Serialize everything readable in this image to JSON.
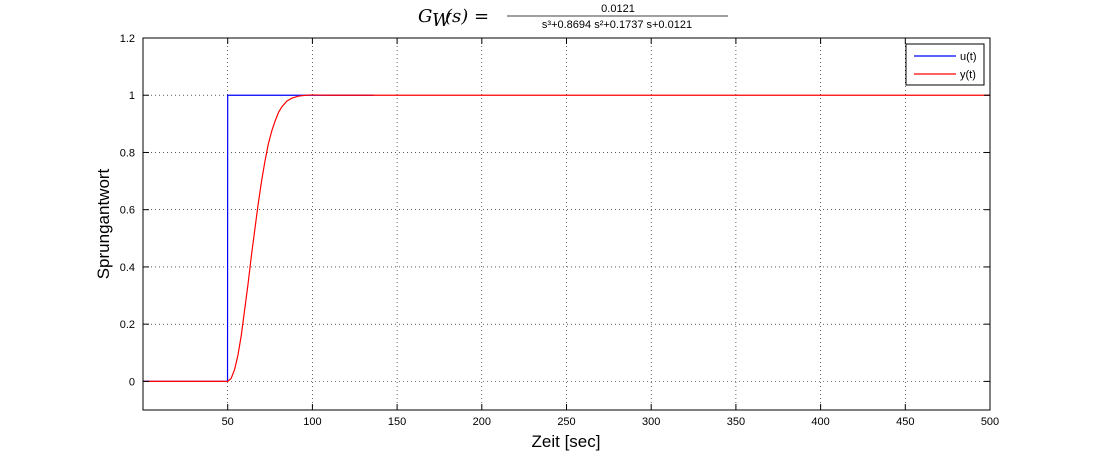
{
  "chart_data": {
    "type": "line",
    "title": {
      "lhs": "G",
      "lhs_sub": "W",
      "lhs_arg": "(s) =",
      "numerator": "0.0121",
      "denominator": "s³+0.8694 s²+0.1737 s+0.0121"
    },
    "xlabel": "Zeit [sec]",
    "ylabel": "Sprungantwort",
    "xlim": [
      0,
      500
    ],
    "ylim": [
      -0.1,
      1.2
    ],
    "xticks": [
      50,
      100,
      150,
      200,
      250,
      300,
      350,
      400,
      450,
      500
    ],
    "yticks": [
      0,
      0.2,
      0.4,
      0.6,
      0.8,
      1,
      1.2
    ],
    "ytick_labels": [
      "0",
      "0.2",
      "0.4",
      "0.6",
      "0.8",
      "1",
      "1.2"
    ],
    "grid": true,
    "legend_position": "top-right",
    "series": [
      {
        "name": "u(t)",
        "color": "#0000ff",
        "x": [
          0,
          49.9,
          50,
          136
        ],
        "y": [
          0,
          0,
          1,
          1
        ]
      },
      {
        "name": "y(t)",
        "color": "#ff0000",
        "x": [
          0,
          50,
          52,
          54,
          56,
          58,
          60,
          62,
          64,
          66,
          68,
          70,
          72,
          74,
          76,
          78,
          80,
          82,
          85,
          88,
          92,
          96,
          100,
          110,
          130,
          200,
          300,
          400,
          500
        ],
        "y": [
          0,
          0,
          0.01,
          0.04,
          0.09,
          0.16,
          0.25,
          0.34,
          0.44,
          0.53,
          0.62,
          0.7,
          0.77,
          0.83,
          0.875,
          0.91,
          0.94,
          0.96,
          0.98,
          0.99,
          0.997,
          1.0,
          1.001,
          1.0,
          1.0,
          1.0,
          1.0,
          1.0,
          1.0
        ]
      }
    ]
  }
}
# # # #
Retype the data above exactly; pictures are not part of the copy.

Serialize everything readable in this image to JSON.
{
  "chart_data": {
    "type": "line",
    "title": {
      "lhs": "G",
      "lhs_sub": "W",
      "lhs_arg": "(s) =",
      "numerator": "0.0121",
      "denominator": "s³+0.8694 s²+0.1737 s+0.0121"
    },
    "xlabel": "Zeit [sec]",
    "ylabel": "Sprungantwort",
    "xlim": [
      0,
      500
    ],
    "ylim": [
      -0.1,
      1.2
    ],
    "xticks": [
      50,
      100,
      150,
      200,
      250,
      300,
      350,
      400,
      450,
      500
    ],
    "yticks": [
      0,
      0.2,
      0.4,
      0.6,
      0.8,
      1,
      1.2
    ],
    "ytick_labels": [
      "0",
      "0.2",
      "0.4",
      "0.6",
      "0.8",
      "1",
      "1.2"
    ],
    "grid": true,
    "legend_position": "top-right",
    "series": [
      {
        "name": "u(t)",
        "color": "#0000ff",
        "x": [
          0,
          49.9,
          50,
          136
        ],
        "y": [
          0,
          0,
          1,
          1
        ]
      },
      {
        "name": "y(t)",
        "color": "#ff0000",
        "x": [
          0,
          50,
          52,
          54,
          56,
          58,
          60,
          62,
          64,
          66,
          68,
          70,
          72,
          74,
          76,
          78,
          80,
          82,
          85,
          88,
          92,
          96,
          100,
          110,
          130,
          200,
          300,
          400,
          500
        ],
        "y": [
          0,
          0,
          0.01,
          0.04,
          0.09,
          0.16,
          0.25,
          0.34,
          0.44,
          0.53,
          0.62,
          0.7,
          0.77,
          0.83,
          0.875,
          0.91,
          0.94,
          0.96,
          0.98,
          0.99,
          0.997,
          1.0,
          1.001,
          1.0,
          1.0,
          1.0,
          1.0,
          1.0,
          1.0
        ]
      }
    ]
  }
}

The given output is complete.